-- MATERIAL SHOWN --
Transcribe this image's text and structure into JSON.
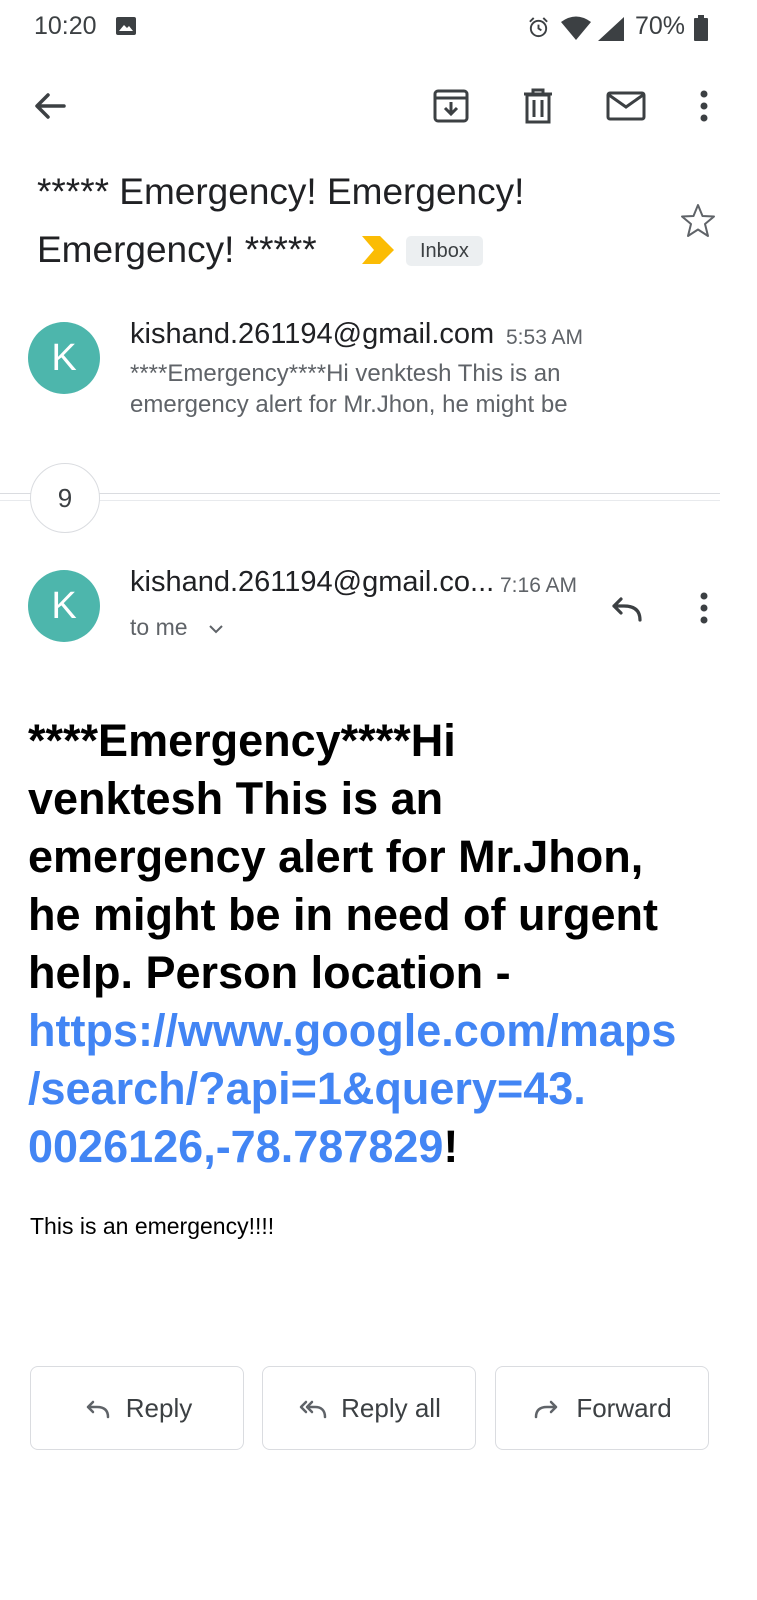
{
  "status_bar": {
    "time": "10:20",
    "battery_percent": "70%",
    "icons": [
      "image-notification-icon",
      "alarm-icon",
      "wifi-icon",
      "signal-icon",
      "battery-icon"
    ]
  },
  "toolbar": {
    "icons": [
      "back-arrow-icon",
      "archive-icon",
      "delete-icon",
      "mark-unread-icon",
      "more-options-icon"
    ]
  },
  "subject": {
    "line1": "***** Emergency! Emergency!",
    "line2": "Emergency! *****",
    "label": "Inbox",
    "starred": false
  },
  "thread": {
    "collapsed_message": {
      "avatar_letter": "K",
      "sender": "kishand.261194@gmail.com",
      "time": "5:53 AM",
      "snippet_line1": "****Emergency****Hi venktesh This is an",
      "snippet_line2": "emergency alert for Mr.Jhon, he might be"
    },
    "collapsed_count": "9",
    "expanded_message": {
      "avatar_letter": "K",
      "sender": "kishand.261194@gmail.co...",
      "time": "7:16 AM",
      "recipient": "to me",
      "body": {
        "line1": "****Emergency****Hi",
        "line2": "venktesh This is an",
        "line3": "emergency alert for Mr.Jhon,",
        "line4": "he might be in need of urgent",
        "line5": "help. Person location -",
        "link_line1": "https://www.google.com/maps",
        "link_line2": "/search/?api=1&query=43.",
        "link_line3": "0026126,-78.787829",
        "link_suffix": "!",
        "note": "This is an emergency!!!!"
      }
    }
  },
  "actions": {
    "reply": "Reply",
    "reply_all": "Reply all",
    "forward": "Forward"
  },
  "colors": {
    "avatar": "#4db6ac",
    "link": "#4285f4",
    "important_marker": "#fbbc04"
  }
}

-- STATED TASK --
Above are some records. Count the lines among them with the word "sender", and answer with the number only.

-- RESPONSE --
2